*WHAT YOU NEED TO DO*: Reproduce every line of the records below exactly, leaving out the pictures.

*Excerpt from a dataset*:
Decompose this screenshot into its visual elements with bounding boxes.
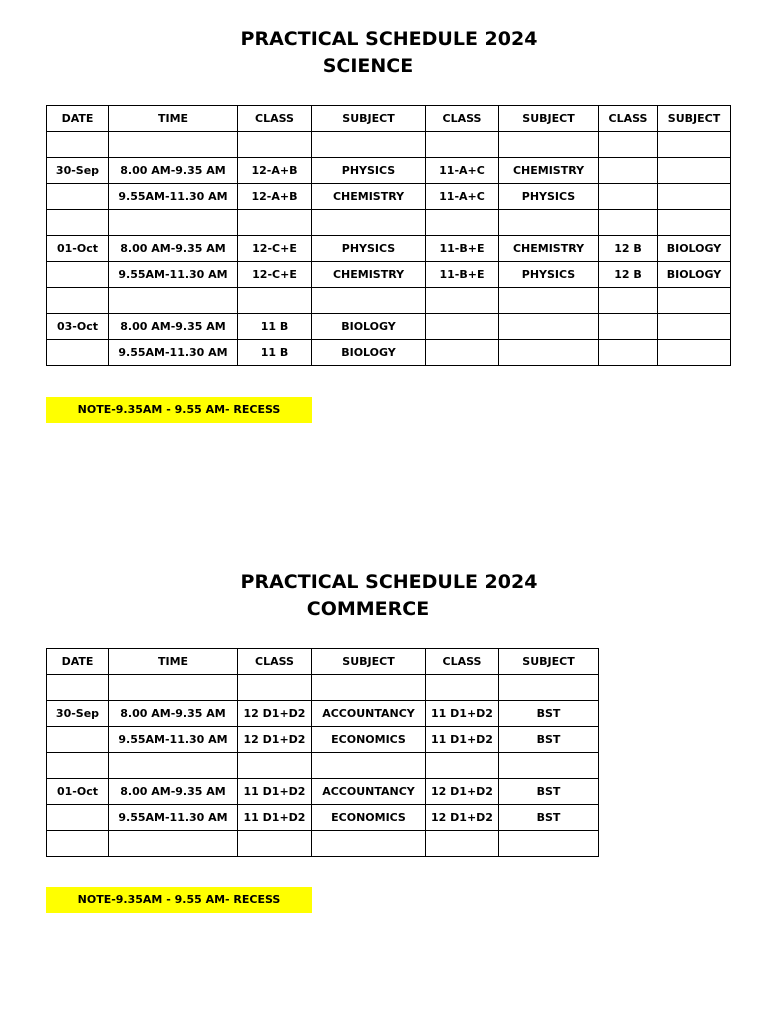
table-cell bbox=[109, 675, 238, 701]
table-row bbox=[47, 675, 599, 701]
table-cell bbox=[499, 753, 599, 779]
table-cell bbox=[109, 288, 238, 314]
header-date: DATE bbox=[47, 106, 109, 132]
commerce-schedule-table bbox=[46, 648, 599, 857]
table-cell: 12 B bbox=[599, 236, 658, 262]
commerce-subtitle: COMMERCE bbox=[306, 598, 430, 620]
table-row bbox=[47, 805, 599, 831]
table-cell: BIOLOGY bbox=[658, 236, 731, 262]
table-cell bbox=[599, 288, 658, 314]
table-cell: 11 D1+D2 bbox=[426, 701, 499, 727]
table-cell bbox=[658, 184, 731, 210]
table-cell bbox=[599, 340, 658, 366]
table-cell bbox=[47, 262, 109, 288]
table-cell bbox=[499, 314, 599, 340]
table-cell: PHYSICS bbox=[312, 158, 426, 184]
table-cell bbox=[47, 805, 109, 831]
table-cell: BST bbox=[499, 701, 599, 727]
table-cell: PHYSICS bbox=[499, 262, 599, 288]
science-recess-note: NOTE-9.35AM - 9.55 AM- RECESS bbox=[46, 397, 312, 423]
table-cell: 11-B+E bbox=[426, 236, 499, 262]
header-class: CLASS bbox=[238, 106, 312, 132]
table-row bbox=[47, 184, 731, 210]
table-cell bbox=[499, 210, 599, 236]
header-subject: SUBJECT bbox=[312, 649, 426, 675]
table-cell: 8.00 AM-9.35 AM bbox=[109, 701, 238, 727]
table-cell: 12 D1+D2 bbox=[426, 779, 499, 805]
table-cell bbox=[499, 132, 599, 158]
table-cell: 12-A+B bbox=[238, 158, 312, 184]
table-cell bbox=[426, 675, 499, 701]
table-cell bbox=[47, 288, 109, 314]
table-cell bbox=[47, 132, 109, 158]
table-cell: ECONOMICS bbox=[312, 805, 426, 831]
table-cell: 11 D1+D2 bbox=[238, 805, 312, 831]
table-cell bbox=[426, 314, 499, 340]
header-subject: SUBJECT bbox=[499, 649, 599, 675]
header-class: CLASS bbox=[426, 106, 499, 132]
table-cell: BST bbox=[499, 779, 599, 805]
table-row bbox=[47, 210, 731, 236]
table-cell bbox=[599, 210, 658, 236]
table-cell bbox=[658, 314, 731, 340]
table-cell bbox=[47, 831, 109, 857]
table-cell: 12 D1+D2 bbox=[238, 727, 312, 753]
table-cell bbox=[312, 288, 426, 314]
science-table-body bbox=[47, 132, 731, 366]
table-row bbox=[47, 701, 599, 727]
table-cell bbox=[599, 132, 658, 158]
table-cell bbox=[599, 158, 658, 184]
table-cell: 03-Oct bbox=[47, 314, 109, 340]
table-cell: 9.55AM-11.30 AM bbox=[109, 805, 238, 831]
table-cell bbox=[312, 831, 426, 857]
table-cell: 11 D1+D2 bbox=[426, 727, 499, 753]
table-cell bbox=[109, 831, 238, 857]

*WRITTEN SOLUTION*:
Decompose this screenshot into its visual elements with bounding boxes.
table-cell bbox=[109, 675, 238, 701]
table-row bbox=[47, 675, 599, 701]
table-cell bbox=[499, 753, 599, 779]
table-cell bbox=[109, 288, 238, 314]
header-date: DATE bbox=[47, 106, 109, 132]
commerce-schedule-table bbox=[46, 648, 599, 857]
table-cell: 12 B bbox=[599, 236, 658, 262]
commerce-subtitle: COMMERCE bbox=[306, 598, 430, 620]
table-row bbox=[47, 805, 599, 831]
table-cell: BIOLOGY bbox=[658, 236, 731, 262]
table-cell bbox=[599, 288, 658, 314]
table-cell: 11 D1+D2 bbox=[426, 701, 499, 727]
table-cell bbox=[658, 184, 731, 210]
table-cell bbox=[599, 340, 658, 366]
table-cell bbox=[47, 262, 109, 288]
table-cell bbox=[499, 314, 599, 340]
table-cell: PHYSICS bbox=[312, 158, 426, 184]
table-cell bbox=[47, 805, 109, 831]
table-cell: BST bbox=[499, 701, 599, 727]
table-cell: PHYSICS bbox=[499, 262, 599, 288]
science-recess-note: NOTE-9.35AM - 9.55 AM- RECESS bbox=[46, 397, 312, 423]
table-cell: 11-B+E bbox=[426, 236, 499, 262]
header-class: CLASS bbox=[238, 106, 312, 132]
table-row bbox=[47, 184, 731, 210]
table-cell bbox=[499, 210, 599, 236]
header-subject: SUBJECT bbox=[312, 649, 426, 675]
table-cell: 8.00 AM-9.35 AM bbox=[109, 701, 238, 727]
table-cell: 12 D1+D2 bbox=[426, 779, 499, 805]
table-cell bbox=[499, 132, 599, 158]
table-cell: 12-A+B bbox=[238, 158, 312, 184]
table-cell bbox=[426, 675, 499, 701]
table-cell bbox=[47, 288, 109, 314]
table-cell bbox=[47, 132, 109, 158]
table-cell: ECONOMICS bbox=[312, 805, 426, 831]
table-cell: 11 D1+D2 bbox=[238, 805, 312, 831]
table-cell bbox=[426, 314, 499, 340]
header-subject: SUBJECT bbox=[499, 649, 599, 675]
header-class: CLASS bbox=[426, 106, 499, 132]
table-cell: BST bbox=[499, 779, 599, 805]
table-row bbox=[47, 210, 731, 236]
table-cell bbox=[599, 210, 658, 236]
table-cell bbox=[658, 314, 731, 340]
table-cell bbox=[47, 831, 109, 857]
table-cell: 12 D1+D2 bbox=[238, 727, 312, 753]
table-cell bbox=[312, 288, 426, 314]
science-table-body bbox=[47, 132, 731, 366]
table-row bbox=[47, 701, 599, 727]
table-cell bbox=[599, 132, 658, 158]
table-cell bbox=[599, 158, 658, 184]
table-cell: 03-Oct bbox=[47, 314, 109, 340]
table-cell: 9.55AM-11.30 AM bbox=[109, 805, 238, 831]
table-cell bbox=[312, 831, 426, 857]
table-cell: 11 D1+D2 bbox=[426, 727, 499, 753]
table-cell bbox=[109, 831, 238, 857]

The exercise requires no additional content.